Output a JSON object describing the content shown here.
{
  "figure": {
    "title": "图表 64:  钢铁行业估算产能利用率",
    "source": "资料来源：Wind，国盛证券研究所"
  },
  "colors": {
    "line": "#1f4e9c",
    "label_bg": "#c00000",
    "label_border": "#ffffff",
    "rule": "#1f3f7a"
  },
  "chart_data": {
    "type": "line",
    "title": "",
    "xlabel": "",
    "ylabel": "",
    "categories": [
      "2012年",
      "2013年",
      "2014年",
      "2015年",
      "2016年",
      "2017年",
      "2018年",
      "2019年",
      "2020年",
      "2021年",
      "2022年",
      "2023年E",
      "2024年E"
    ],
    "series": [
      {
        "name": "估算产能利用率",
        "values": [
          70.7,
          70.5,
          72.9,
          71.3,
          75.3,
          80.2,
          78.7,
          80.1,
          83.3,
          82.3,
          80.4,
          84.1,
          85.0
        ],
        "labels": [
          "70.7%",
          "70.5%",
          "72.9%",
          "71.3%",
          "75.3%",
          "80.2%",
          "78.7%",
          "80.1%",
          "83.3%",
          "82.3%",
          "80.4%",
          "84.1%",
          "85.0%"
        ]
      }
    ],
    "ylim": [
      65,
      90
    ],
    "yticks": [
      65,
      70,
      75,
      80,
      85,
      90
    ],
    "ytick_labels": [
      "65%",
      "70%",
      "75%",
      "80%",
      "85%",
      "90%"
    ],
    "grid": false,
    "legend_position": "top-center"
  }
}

────────────────────────────────────────

*Written problem*:
Copy out the whole listing, exactly as written.

*Written response*:
Output a JSON object describing the content shown here.
{
  "figure": {
    "title": "图表 64:  钢铁行业估算产能利用率",
    "source": "资料来源：Wind，国盛证券研究所"
  },
  "colors": {
    "line": "#1f4e9c",
    "label_bg": "#c00000",
    "label_border": "#ffffff",
    "rule": "#1f3f7a"
  },
  "chart_data": {
    "type": "line",
    "title": "",
    "xlabel": "",
    "ylabel": "",
    "categories": [
      "2012年",
      "2013年",
      "2014年",
      "2015年",
      "2016年",
      "2017年",
      "2018年",
      "2019年",
      "2020年",
      "2021年",
      "2022年",
      "2023年E",
      "2024年E"
    ],
    "series": [
      {
        "name": "估算产能利用率",
        "values": [
          70.7,
          70.5,
          72.9,
          71.3,
          75.3,
          80.2,
          78.7,
          80.1,
          83.3,
          82.3,
          80.4,
          84.1,
          85.0
        ],
        "labels": [
          "70.7%",
          "70.5%",
          "72.9%",
          "71.3%",
          "75.3%",
          "80.2%",
          "78.7%",
          "80.1%",
          "83.3%",
          "82.3%",
          "80.4%",
          "84.1%",
          "85.0%"
        ]
      }
    ],
    "ylim": [
      65,
      90
    ],
    "yticks": [
      65,
      70,
      75,
      80,
      85,
      90
    ],
    "ytick_labels": [
      "65%",
      "70%",
      "75%",
      "80%",
      "85%",
      "90%"
    ],
    "grid": false,
    "legend_position": "top-center"
  }
}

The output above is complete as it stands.